__What the task requires__: Would you pull out every line of the material that contains the string "tuchmacher"?

__Provided information__:
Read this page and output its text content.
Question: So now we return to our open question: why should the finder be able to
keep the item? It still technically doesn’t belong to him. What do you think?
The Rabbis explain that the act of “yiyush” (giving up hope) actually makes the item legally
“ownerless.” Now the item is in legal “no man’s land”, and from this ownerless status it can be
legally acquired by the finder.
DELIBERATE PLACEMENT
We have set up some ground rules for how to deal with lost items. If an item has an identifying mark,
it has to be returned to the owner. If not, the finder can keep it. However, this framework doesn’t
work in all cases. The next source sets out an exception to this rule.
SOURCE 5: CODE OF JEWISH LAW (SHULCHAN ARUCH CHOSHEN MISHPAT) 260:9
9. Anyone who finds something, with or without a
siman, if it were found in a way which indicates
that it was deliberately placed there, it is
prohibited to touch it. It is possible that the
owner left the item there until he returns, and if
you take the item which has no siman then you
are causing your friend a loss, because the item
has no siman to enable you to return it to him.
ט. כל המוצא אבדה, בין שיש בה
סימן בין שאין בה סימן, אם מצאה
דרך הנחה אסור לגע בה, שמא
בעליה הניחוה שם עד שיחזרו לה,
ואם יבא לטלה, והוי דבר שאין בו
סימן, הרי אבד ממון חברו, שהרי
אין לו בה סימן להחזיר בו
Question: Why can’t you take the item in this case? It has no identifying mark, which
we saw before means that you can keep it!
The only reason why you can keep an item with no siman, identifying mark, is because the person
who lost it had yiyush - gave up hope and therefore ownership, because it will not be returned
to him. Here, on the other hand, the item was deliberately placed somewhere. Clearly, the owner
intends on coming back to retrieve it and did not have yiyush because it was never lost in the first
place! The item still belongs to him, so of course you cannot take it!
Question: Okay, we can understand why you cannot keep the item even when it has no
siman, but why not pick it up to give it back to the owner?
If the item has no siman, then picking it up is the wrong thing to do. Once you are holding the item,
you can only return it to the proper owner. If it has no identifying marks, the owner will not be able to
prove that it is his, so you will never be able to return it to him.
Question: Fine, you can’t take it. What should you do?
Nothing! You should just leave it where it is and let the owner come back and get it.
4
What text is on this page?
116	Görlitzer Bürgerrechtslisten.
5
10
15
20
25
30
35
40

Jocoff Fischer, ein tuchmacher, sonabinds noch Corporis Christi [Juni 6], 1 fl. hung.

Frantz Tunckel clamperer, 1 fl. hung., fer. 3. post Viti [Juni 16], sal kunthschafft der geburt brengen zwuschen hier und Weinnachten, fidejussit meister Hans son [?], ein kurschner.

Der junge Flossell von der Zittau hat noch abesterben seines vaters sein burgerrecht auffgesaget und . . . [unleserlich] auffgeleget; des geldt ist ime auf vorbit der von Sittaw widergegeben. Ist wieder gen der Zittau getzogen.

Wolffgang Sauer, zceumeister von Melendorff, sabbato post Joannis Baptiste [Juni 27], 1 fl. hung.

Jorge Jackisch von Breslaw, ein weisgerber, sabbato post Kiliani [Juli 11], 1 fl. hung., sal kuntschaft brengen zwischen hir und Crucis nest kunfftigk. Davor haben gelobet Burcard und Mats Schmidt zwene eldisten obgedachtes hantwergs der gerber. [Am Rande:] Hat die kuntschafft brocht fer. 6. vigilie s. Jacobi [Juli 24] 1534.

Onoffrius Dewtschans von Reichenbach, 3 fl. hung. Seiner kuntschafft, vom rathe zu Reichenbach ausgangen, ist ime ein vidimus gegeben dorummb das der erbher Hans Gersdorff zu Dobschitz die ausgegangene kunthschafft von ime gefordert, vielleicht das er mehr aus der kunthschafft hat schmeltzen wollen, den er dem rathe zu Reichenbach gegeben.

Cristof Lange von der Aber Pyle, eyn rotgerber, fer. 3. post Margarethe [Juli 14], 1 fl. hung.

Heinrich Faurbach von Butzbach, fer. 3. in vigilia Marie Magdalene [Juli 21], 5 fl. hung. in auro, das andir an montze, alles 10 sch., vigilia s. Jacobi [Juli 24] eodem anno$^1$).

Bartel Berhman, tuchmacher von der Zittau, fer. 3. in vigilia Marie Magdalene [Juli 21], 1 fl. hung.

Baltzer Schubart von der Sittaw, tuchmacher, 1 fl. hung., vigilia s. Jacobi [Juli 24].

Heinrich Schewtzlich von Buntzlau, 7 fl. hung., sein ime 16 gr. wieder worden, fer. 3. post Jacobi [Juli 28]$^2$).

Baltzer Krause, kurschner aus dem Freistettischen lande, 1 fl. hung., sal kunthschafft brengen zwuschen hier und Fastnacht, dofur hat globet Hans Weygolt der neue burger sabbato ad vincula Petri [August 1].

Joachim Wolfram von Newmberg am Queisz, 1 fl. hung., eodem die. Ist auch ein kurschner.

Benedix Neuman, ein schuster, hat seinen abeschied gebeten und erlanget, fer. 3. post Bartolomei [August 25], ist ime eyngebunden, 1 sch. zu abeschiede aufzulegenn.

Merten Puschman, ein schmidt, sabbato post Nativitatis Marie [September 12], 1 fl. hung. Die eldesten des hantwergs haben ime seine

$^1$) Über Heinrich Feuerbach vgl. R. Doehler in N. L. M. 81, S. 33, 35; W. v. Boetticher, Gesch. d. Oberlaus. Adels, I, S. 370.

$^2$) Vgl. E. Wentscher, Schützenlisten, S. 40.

__Solved exercise__:
Jocoff Fischer, ein tuchmacher, sonabinds noch Corporis Christi [Juni 6], 1 fl. hung.
Bartel Berhman, tuchmacher von der Zittau, fer. 3. in vigilia Marie Magdalene [Juli 21], 1 fl. hung.
Baltzer Schubart von der Sittaw, tuchmacher, 1 fl. hung., vigilia s. Jacobi [Juli 24].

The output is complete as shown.